━━ Raw data

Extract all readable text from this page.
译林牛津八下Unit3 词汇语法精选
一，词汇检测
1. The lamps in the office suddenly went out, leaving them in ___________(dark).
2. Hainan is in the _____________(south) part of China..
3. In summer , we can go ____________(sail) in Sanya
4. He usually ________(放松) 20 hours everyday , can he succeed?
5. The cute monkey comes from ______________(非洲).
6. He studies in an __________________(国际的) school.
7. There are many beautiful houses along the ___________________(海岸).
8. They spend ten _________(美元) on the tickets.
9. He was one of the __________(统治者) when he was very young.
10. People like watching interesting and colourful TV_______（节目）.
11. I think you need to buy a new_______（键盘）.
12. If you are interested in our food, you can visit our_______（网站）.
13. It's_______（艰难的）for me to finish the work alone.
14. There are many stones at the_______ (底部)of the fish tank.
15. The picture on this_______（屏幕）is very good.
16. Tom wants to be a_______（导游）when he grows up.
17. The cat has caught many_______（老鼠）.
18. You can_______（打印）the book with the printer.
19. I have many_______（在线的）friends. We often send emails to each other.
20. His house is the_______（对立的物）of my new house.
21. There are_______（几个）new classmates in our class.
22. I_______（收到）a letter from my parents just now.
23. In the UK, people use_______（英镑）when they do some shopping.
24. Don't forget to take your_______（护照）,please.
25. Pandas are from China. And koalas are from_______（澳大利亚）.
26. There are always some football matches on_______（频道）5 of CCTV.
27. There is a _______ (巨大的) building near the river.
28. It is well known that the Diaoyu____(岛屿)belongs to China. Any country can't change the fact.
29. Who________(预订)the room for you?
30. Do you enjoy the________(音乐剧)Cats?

━━━━

* [Exercise task] From the data above, extract every line in its exact form.

* [Solution to the exercise]
Extract all readable text from this page.
译林牛津八下Unit3 词汇语法精选
一，词汇检测
1. The lamps in the office suddenly went out, leaving them in ___________(dark).
2. Hainan is in the _____________(south) part of China..
3. In summer , we can go ____________(sail) in Sanya
4. He usually ________(放松) 20 hours everyday , can he succeed?
5. The cute monkey comes from ______________(非洲).
6. He studies in an __________________(国际的) school.
7. There are many beautiful houses along the ___________________(海岸).
8. They spend ten _________(美元) on the tickets.
9. He was one of the __________(统治者) when he was very young.
10. People like watching interesting and colourful TV_______（节目）.
11. I think you need to buy a new_______（键盘）.
12. If you are interested in our food, you can visit our_______（网站）.
13. It's_______（艰难的）for me to finish the work alone.
14. There are many stones at the_______ (底部)of the fish tank.
15. The picture on this_______（屏幕）is very good.
16. Tom wants to be a_______（导游）when he grows up.
17. The cat has caught many_______（老鼠）.
18. You can_______（打印）the book with the printer.
19. I have many_______（在线的）friends. We often send emails to each other.
20. His house is the_______（对立的物）of my new house.
21. There are_______（几个）new classmates in our class.
22. I_______（收到）a letter from my parents just now.
23. In the UK, people use_______（英镑）when they do some shopping.
24. Don't forget to take your_______（护照）,please.
25. Pandas are from China. And koalas are from_______（澳大利亚）.
26. There are always some football matches on_______（频道）5 of CCTV.
27. There is a _______ (巨大的) building near the river.
28. It is well known that the Diaoyu____(岛屿)belongs to China. Any country can't change the fact.
29. Who________(预订)the room for you?
30. Do you enjoy the________(音乐剧)Cats?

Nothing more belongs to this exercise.